**Set task 1**.
Echo the rows word for word, from the first row through the line containing "next-month-arrow-icon[interactable]: →: [808, 346, 828, 366]".

[Numpy-discussion] general newbie question about applying an arbitrary function to all elements in a numpy array

Benjamin Root ben.root at ou.edu
Tue May 3 20:03:32 EDT 2011


On Tue, May 3, 2011 at 6:58 PM, Michael Katz <michaeladamkatz at yahoo.com>wrote:

> I have a basic question about applying functions to array elements. There
> is a rambling introduction here and then I get to the ACTUAL QUESTION about
> 2/3 of the way down.
>
> RAMBLING INTRODUCTION
>
> I was trying to do a simple mapping of array values to other values. So I
> had:
>
>                     unmapped_colors = np.array((0,0,1,1,2,0,0,1))
>                     BNA_LAND_FEATURE_CODE = 0
>                     BNA_WATER_FEATURE_CODE = 1
>                     # color_to_int() produces some unsigned int value
>                     green = color_to_int( 0.25, 0.5, 0, 0.75 )
>                     blue = color_to_int( 0.0, 0.0, 0.5, 0.75 )
>                     gray = color_to_int( 0.5, 0.5, 0.5, 0.75 )
>                     def map_type_to_color( t ):
>                         if ( t == BNA_LAND_FEATURE_CODE ):
>                             return green
>                         elif ( t == BNA_WATER_FEATURE_CODE ):
>                             return blue
>                         else:
>                             return gray
>                     mapped_colors = np.vectorize( map_type_to_color )(
> unmapped_colors )
>
> I found that by using vectorize I got about a 3x speedup compared to using
> a python for loop to loop through the array. One small question is I wonder
> where that speedup comes from; i.e., what vectorize is actually doing for
> me. Is it just the time for the actual looping logic? That seems like too
> much speedup. Does it also include a faster access of the array data items?
>
> So I was trying to find a "pure numpy" solution for this. I then learned
> about fancy indexing and boolean indexing, and saw that I could do boolean
> array version:
>
>     mapped_colors = np.zeros(unmapped_colors.shape, dtype=np.uint32) + gray
>
>     mapped_colors[unmapped_colors==BNA_LAND_FEATURE_CODE] = green
>     mapped_colors[unmapped_colors==BNA_WATER_FEATURE_CODE] = blue
>
> and in fact I could do "fancy indexing" version:
>
>     color_array = np.array((green, blue, gray), dtype=np.uint32)
>     colors = color_array[unmapped_colors]
>
> The boolean array version is pretty simple, but makes three "passes" over
> the data.
>
> The fancy indexing version is simple and one pass, but it relies on the
> fact that my constant values happen to be nice to use as array indexes. And
> in fact to use it in actual code I'd need to do one or more other passes to
> check unmapped_colors for any indexes < 0 or > 2.
>
> ACTUAL QUESTION
>
> So, the actual question here is, even though I was able to find a couple
> solutions for this particular problem, I am wondering in general about
> applying arbitrary functions to each array element in a "pure numpy" way,
> ideally using just a single pass.

**Dataset content**.
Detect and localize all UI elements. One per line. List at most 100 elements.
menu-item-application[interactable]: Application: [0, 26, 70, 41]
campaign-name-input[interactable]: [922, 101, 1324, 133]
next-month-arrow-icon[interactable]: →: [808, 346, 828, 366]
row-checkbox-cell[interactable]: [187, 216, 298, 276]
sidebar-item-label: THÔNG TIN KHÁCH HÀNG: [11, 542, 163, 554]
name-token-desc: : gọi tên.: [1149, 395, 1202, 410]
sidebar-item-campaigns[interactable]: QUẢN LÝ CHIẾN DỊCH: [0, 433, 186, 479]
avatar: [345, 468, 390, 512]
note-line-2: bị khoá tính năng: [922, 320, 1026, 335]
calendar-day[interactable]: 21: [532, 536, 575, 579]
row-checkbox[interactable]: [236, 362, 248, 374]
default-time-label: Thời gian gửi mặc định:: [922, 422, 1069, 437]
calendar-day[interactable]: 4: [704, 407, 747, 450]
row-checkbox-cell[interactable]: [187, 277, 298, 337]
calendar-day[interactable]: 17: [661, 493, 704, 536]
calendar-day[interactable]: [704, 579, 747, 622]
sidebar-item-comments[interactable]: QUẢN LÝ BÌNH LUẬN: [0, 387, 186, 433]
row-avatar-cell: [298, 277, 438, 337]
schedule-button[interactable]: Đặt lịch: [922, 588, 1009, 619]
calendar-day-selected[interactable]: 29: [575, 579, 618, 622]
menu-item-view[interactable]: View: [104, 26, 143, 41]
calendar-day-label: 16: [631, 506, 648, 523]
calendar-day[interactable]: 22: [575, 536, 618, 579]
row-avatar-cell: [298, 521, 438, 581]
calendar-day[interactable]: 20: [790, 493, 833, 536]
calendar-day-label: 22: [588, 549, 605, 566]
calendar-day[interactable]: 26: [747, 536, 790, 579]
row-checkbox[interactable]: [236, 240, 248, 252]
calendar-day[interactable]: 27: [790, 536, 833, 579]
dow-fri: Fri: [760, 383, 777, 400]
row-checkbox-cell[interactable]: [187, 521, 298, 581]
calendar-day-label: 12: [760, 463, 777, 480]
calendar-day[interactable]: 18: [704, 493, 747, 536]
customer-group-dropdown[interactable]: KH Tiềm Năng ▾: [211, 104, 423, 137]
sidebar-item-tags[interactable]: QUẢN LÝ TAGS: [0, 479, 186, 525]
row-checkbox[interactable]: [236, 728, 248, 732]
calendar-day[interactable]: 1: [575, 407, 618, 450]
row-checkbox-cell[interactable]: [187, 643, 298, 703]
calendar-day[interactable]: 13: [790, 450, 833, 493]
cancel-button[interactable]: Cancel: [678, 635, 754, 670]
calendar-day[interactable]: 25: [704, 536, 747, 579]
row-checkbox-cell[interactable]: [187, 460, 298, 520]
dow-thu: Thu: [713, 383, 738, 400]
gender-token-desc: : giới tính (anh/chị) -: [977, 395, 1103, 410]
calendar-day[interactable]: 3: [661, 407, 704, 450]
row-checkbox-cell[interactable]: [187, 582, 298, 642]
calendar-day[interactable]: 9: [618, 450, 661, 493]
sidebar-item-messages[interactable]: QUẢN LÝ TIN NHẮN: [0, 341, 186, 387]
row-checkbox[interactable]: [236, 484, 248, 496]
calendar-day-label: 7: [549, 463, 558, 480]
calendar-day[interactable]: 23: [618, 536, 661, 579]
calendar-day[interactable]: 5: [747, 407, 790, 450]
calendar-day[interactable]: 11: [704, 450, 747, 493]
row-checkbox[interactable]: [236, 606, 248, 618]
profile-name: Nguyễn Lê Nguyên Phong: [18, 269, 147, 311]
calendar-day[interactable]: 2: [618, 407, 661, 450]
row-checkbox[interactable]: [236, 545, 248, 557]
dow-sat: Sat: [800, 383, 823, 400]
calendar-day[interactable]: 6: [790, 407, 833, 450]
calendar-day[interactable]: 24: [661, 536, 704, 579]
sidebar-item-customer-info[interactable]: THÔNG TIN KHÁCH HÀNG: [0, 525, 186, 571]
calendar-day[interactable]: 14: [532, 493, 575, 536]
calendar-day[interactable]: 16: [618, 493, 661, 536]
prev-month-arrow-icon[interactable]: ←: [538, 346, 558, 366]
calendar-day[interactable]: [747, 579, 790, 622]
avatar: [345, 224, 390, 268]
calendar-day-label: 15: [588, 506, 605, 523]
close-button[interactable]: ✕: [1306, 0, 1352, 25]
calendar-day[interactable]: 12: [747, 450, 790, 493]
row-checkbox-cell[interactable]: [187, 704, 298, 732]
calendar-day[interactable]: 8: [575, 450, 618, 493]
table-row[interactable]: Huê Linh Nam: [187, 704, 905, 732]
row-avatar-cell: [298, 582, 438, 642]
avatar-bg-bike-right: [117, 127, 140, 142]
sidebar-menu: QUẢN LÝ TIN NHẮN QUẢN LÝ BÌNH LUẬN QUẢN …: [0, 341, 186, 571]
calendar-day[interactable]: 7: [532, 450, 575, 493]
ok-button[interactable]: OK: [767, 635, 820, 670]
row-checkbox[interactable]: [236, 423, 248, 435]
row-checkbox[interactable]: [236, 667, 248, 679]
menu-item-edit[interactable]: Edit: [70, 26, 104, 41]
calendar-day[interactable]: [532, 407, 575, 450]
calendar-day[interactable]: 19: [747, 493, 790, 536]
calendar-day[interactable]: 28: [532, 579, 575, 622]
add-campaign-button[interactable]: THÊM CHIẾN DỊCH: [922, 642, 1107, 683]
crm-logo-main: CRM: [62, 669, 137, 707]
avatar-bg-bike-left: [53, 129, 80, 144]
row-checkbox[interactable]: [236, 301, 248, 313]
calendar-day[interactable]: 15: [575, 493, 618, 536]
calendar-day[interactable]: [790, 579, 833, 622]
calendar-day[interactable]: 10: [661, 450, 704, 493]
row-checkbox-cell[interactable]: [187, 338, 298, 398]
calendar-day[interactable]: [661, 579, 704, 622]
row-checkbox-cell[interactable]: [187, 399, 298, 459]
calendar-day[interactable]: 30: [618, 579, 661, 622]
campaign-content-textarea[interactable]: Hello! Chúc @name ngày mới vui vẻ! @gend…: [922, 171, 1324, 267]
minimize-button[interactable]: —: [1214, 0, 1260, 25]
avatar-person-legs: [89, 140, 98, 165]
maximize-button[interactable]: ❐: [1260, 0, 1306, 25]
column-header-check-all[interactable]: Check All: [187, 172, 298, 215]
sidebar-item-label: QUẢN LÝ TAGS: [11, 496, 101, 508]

**Set task 2**.
Carry on the mailing-list message about applying a function to every element of a numpy array, picking up right after its last sentence.

**Result 1**.
Detect and localize all UI elements. One per line. List at most 100 elements.
menu-item-application[interactable]: Application: [0, 26, 70, 41]
campaign-name-input[interactable]: [922, 101, 1324, 133]
next-month-arrow-icon[interactable]: →: [808, 346, 828, 366]

**Result 2**.
>
> It seems to me like there should be a some way to build up a "numpy
> compiled" function that you could then apply to all elements in an array. Is
> that what "universal functions" are about? That's what it sounded like it
> was about to me at first, but then after looking closer it didn't seem like
> that.
>
> I guess I was hoping vectorize was some magical thing that could compile
> certain python expressions down into "numpy primitives". It seems like as
> long as you stuck to a limited set of math and logical operations on arrays,
> even if those expressions included calls to subroutines that were similarly
> restricted, there should be an automated way to convert such expressions
> into the equivalent of a numpy built-in. I guess it's similar to cython, but
> it wouldn't require a separate file or special compilation. I could just say
>
>     def capped_sqrt( n ):
>         if ( x > 100 )
>             return 10
>         else:
>             return sqrt( n )
>     f = numpy.compile( lambda(x): 0 if ( x < 10 ) else capped_sqrt( x ) )
>     numpy.map( f, a )
>
> or something like that, and it would all happen in a single pass within
> numpy, with no "python code" being run.
>
> Is that something that exists?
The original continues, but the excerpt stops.